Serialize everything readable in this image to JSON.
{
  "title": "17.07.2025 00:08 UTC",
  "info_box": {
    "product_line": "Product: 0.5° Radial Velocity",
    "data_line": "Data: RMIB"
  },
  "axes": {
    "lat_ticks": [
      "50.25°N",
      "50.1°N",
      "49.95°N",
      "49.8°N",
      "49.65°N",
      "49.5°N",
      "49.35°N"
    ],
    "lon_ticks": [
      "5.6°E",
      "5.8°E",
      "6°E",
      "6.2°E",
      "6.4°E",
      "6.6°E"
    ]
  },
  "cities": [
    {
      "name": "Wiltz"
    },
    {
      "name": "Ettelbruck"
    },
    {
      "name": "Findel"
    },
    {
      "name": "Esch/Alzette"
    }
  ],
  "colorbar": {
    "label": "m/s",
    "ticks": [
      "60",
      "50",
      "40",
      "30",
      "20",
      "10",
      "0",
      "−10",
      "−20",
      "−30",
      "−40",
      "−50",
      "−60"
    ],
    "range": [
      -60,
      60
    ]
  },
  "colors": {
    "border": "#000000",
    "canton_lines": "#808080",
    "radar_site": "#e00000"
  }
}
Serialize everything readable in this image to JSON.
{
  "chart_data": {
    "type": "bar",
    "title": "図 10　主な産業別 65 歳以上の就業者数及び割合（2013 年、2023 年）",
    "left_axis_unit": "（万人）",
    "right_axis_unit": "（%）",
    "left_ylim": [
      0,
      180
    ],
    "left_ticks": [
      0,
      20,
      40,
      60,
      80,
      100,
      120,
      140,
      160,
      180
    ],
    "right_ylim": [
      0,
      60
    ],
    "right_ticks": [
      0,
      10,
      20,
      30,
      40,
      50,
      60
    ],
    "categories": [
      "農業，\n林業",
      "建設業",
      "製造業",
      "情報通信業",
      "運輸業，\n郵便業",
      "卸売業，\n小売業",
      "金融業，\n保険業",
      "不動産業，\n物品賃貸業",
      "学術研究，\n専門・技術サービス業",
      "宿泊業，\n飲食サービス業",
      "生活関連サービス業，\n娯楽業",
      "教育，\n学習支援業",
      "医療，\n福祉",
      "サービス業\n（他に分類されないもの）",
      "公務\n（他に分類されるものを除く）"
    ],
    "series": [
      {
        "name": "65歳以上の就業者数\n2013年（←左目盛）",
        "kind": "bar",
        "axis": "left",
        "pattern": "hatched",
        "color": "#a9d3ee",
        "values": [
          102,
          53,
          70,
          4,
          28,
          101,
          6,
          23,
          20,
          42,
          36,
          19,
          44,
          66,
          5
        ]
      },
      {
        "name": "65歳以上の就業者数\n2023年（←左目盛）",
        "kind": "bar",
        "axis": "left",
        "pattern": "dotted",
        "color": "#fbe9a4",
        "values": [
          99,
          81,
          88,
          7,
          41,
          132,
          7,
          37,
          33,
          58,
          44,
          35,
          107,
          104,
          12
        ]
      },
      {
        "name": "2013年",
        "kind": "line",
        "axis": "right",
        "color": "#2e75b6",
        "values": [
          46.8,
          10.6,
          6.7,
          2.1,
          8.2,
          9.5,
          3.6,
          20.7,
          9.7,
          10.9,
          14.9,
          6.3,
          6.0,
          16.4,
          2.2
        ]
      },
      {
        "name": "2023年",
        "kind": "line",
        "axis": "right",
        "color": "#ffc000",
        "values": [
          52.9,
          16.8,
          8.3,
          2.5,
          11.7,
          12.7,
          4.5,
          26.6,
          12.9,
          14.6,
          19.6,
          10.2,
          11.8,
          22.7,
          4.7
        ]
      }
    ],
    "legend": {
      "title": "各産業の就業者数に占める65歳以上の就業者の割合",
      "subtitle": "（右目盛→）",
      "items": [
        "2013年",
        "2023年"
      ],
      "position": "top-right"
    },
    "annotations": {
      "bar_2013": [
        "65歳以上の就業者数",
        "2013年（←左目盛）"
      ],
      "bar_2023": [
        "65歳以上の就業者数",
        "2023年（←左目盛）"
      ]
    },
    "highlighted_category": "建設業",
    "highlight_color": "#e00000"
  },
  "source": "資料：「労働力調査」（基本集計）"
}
::::::
• _Exercise aim_
Print the listing above in full, exactly as it is.

• _Solved problem_
Serialize everything readable in this image to JSON.
{
  "title": "17.07.2025 00:08 UTC",
  "info_box": {
    "product_line": "Product: 0.5° Radial Velocity",
    "data_line": "Data: RMIB"
  },
  "axes": {
    "lat_ticks": [
      "50.25°N",
      "50.1°N",
      "49.95°N",
      "49.8°N",
      "49.65°N",
      "49.5°N",
      "49.35°N"
    ],
    "lon_ticks": [
      "5.6°E",
      "5.8°E",
      "6°E",
      "6.2°E",
      "6.4°E",
      "6.6°E"
    ]
  },
  "cities": [
    {
      "name": "Wiltz"
    },
    {
      "name": "Ettelbruck"
    },
    {
      "name": "Findel"
    },
    {
      "name": "Esch/Alzette"
    }
  ],
  "colorbar": {
    "label": "m/s",
    "ticks": [
      "60",
      "50",
      "40",
      "30",
      "20",
      "10",
      "0",
      "−10",
      "−20",
      "−30",
      "−40",
      "−50",
      "−60"
    ],
    "range": [
      -60,
      60
    ]
  },
  "colors": {
    "border": "#000000",
    "canton_lines": "#808080",
    "radar_site": "#e00000"
  }
}
Serialize everything readable in this image to JSON.
{
  "chart_data": {
    "type": "bar",
    "title": "図 10　主な産業別 65 歳以上の就業者数及び割合（2013 年、2023 年）",
    "left_axis_unit": "（万人）",
    "right_axis_unit": "（%）",
    "left_ylim": [
      0,
      180
    ],
    "left_ticks": [
      0,
      20,
      40,
      60,
      80,
      100,
      120,
      140,
      160,
      180
    ],
    "right_ylim": [
      0,
      60
    ],
    "right_ticks": [
      0,
      10,
      20,
      30,
      40,
      50,
      60
    ],
    "categories": [
      "農業，\n林業",
      "建設業",
      "製造業",
      "情報通信業",
      "運輸業，\n郵便業",
      "卸売業，\n小売業",
      "金融業，\n保険業",
      "不動産業，\n物品賃貸業",
      "学術研究，\n専門・技術サービス業",
      "宿泊業，\n飲食サービス業",
      "生活関連サービス業，\n娯楽業",
      "教育，\n学習支援業",
      "医療，\n福祉",
      "サービス業\n（他に分類されないもの）",
      "公務\n（他に分類されるものを除く）"
    ],
    "series": [
      {
        "name": "65歳以上の就業者数\n2013年（←左目盛）",
        "kind": "bar",
        "axis": "left",
        "pattern": "hatched",
        "color": "#a9d3ee",
        "values": [
          102,
          53,
          70,
          4,
          28,
          101,
          6,
          23,
          20,
          42,
          36,
          19,
          44,
          66,
          5
        ]
      },
      {
        "name": "65歳以上の就業者数\n2023年（←左目盛）",
        "kind": "bar",
        "axis": "left",
        "pattern": "dotted",
        "color": "#fbe9a4",
        "values": [
          99,
          81,
          88,
          7,
          41,
          132,
          7,
          37,
          33,
          58,
          44,
          35,
          107,
          104,
          12
        ]
      },
      {
        "name": "2013年",
        "kind": "line",
        "axis": "right",
        "color": "#2e75b6",
        "values": [
          46.8,
          10.6,
          6.7,
          2.1,
          8.2,
          9.5,
          3.6,
          20.7,
          9.7,
          10.9,
          14.9,
          6.3,
          6.0,
          16.4,
          2.2
        ]
      },
      {
        "name": "2023年",
        "kind": "line",
        "axis": "right",
        "color": "#ffc000",
        "values": [
          52.9,
          16.8,
          8.3,
          2.5,
          11.7,
          12.7,
          4.5,
          26.6,
          12.9,
          14.6,
          19.6,
          10.2,
          11.8,
          22.7,
          4.7
        ]
      }
    ],
    "legend": {
      "title": "各産業の就業者数に占める65歳以上の就業者の割合",
      "subtitle": "（右目盛→）",
      "items": [
        "2013年",
        "2023年"
      ],
      "position": "top-right"
    },
    "annotations": {
      "bar_2013": [
        "65歳以上の就業者数",
        "2013年（←左目盛）"
      ],
      "bar_2023": [
        "65歳以上の就業者数",
        "2023年（←左目盛）"
      ]
    },
    "highlighted_category": "建設業",
    "highlight_color": "#e00000"
  },
  "source": "資料：「労働力調査」（基本集計）"
}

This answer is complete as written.